● ÉNONCÉ 1
Pour chacune des affirmations (a), (b) et (c), indiquez si elle concorde avec le texte sur le tiers-payant, en répondant par oui ou non et en citant les mots exacts du texte qui tranchent.
(a) Les bugs de paiement ne doivent pas être à la charge du médecin.
(b) Le tiers-payant généralisé devrait être appliqué d’un coup, pour tout le monde.
(c) MG France a toujours rejeté le tiers-payant.
● ÉNONCÉ 2
Recopiez mot pour mot le passage du texte sur le tiers-payant qui va de « Si on arrive » à « tous leurs malades. ».

Concrètement, comment cela fonctionnerait-il ?

En cas de non-respect d’un délai de paiement, je ne suis pas contre le fait que l’assurance maladie paye des pénalités. Il faut s’assurer que le paiement se passe bien. S’il y a des bugs, ils ne doivent pas être à la charge du médecin, ni du patient évidemment !

Si on arrive à mettre en place un système de confiance, on arrivera à régler ce problème purement pratique de “ça va nous coûter du temps et de l’argent”. La loi désigne un principe qui est le tiers-payant généralisé, mais son organisation, sa mise en place et ses conditions d’application sont décidées dans le cadre de la rédaction du décret et de la mise en place du dispositif. Si l’on peut éviter que le tiers payant généralisé soit mis en application d’un coup, pour tout le monde, cela ne sera pas mal. Il faudrait plutôt un système d’expérimentation ou une mise en place progressive par étape. L’idée est que le tiers-payant est tellement attractif et fonctionne tellement bien que, de fait, les médecins vont souhaiter l’appliquer pour tous leurs malades.

 

Au-delà des soucis rencontrés avec l’Assurance maladie, les médecins subissent aussi de nombreux problèmes avec les organismes complémentaires. Comment les rassurer sur ce point ?

Il faut absolument qu’il y ait un interlocuteur unique. Il ne faut pas que les médecins aient affaire aux complémentaires. Le médecin n’a pas vocation à passer du temps à regarder si son patient à une complémentaire et chercher à savoir laquelle. Ce n’est pas son job, je suis complétement d’accord.

Si l’on se dit qu’on est d’accord sur le principe d’un tiers-payant qui bénéficie au plus grand nombre et que l’on s’entend sur les conditions d’application, ça serait déjà une étape intéressante. Je ne sais pas quelle est la part de rejet du principe du tiers payant, et celle de sa pratique. MG France avait accueilli d’un œil plutôt favorable le tiers-payant. Aujourd’hui, le syndicat remet en question le dispositif parce qu’il a des doutes sur sa mise en application. Il n’y a pas forcement de rejet idéologique mais les médecins veulent en maîtriser les conditions d’application et la technique. Ca je le comprends.

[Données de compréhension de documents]
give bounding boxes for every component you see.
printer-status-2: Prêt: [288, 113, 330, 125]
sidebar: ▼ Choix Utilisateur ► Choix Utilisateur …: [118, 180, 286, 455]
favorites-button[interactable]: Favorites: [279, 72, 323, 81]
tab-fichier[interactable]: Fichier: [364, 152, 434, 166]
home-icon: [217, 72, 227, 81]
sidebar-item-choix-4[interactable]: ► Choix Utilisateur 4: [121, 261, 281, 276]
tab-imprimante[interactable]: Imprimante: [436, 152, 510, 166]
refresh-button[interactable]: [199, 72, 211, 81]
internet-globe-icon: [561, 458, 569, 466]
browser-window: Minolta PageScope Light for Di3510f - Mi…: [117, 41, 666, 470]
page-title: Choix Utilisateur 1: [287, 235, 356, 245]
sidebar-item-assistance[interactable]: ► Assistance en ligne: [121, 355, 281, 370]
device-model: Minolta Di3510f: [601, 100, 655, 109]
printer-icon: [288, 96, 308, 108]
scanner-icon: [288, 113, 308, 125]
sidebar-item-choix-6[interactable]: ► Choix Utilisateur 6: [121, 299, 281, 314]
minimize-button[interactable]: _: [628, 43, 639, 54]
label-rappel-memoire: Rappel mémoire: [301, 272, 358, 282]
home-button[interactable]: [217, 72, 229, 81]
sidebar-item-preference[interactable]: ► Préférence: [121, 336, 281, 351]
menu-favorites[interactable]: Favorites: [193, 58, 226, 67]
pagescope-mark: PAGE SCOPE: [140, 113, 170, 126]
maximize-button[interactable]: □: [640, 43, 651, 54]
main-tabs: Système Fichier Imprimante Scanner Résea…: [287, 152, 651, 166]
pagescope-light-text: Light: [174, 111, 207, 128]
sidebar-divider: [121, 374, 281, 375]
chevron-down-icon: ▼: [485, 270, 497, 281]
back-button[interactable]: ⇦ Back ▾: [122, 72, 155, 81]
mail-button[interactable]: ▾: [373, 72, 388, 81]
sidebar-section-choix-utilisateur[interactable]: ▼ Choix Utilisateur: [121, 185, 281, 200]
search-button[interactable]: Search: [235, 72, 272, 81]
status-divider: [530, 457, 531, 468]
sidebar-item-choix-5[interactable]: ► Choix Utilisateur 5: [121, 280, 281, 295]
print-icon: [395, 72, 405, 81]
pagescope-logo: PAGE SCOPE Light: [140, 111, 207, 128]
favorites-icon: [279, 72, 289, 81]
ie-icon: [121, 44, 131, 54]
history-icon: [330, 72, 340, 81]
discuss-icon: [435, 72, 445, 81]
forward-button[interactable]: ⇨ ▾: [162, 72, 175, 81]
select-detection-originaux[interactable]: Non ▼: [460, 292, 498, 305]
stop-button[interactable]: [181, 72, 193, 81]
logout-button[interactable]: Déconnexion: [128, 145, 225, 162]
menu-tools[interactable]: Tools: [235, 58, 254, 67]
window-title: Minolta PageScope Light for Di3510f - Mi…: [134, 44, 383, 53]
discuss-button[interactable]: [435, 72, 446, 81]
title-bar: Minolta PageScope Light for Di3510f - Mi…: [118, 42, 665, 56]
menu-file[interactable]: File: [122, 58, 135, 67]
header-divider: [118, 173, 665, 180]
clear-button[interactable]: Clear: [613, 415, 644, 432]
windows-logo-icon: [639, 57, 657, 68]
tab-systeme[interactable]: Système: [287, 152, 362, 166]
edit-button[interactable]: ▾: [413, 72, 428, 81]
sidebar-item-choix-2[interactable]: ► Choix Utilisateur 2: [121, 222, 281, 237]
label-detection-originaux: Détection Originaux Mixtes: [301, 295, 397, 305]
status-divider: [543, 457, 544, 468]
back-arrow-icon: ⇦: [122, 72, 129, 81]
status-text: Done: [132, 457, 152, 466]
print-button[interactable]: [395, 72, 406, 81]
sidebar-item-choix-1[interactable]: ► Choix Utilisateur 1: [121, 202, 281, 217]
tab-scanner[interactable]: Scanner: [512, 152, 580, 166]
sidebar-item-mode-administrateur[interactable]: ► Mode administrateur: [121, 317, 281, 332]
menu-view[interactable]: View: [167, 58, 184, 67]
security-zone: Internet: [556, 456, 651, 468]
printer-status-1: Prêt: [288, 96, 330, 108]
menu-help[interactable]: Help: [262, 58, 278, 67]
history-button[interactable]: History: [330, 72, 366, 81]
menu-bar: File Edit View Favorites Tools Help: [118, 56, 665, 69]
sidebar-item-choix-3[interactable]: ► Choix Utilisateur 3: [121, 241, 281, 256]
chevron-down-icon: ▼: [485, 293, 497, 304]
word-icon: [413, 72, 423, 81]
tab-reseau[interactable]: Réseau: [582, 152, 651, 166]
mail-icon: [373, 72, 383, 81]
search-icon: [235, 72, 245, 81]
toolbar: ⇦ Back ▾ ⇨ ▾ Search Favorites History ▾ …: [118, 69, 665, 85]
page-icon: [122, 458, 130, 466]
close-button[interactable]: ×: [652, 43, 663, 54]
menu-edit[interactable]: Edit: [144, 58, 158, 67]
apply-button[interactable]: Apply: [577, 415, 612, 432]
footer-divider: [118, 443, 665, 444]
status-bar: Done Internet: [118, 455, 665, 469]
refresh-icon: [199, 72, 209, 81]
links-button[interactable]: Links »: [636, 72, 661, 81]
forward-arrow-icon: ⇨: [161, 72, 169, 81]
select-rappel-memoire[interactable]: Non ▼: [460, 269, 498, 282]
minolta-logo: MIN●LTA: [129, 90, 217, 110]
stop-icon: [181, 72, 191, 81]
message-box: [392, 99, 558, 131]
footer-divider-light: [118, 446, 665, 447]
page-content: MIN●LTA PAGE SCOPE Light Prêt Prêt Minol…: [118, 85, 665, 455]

● RÉPONSE FINALE 1
(a) Oui : « S’il y a des bugs, ils ne doivent pas être à la charge du médecin, ni du patient évidemment ! »
(b) Non : « Il faudrait plutôt un système d’expérimentation ou une mise en place progressive par étape. »
(c) Non : « MG France avait accueilli d’un œil plutôt favorable le tiers-payant. »

● RÉPONSE FINALE 2
Si on arrive à mettre en place un système de confiance, on arrivera à régler ce problème purement pratique de “ça va nous coûter du temps et de l’argent”. La loi désigne un principe qui est le tiers-payant généralisé, mais son organisation, sa mise en place et ses conditions d’application sont décidées dans le cadre de la rédaction du décret et de la mise en place du dispositif. Si l’on peut éviter que le tiers payant généralisé soit mis en application d’un coup, pour tout le monde, cela ne sera pas mal. Il faudrait plutôt un système d’expérimentation ou une mise en place progressive par étape. L’idée est que le tiers-payant est tellement attractif et fonctionne tellement bien que, de fait, les médecins vont souhaiter l’appliquer pour tous leurs malades.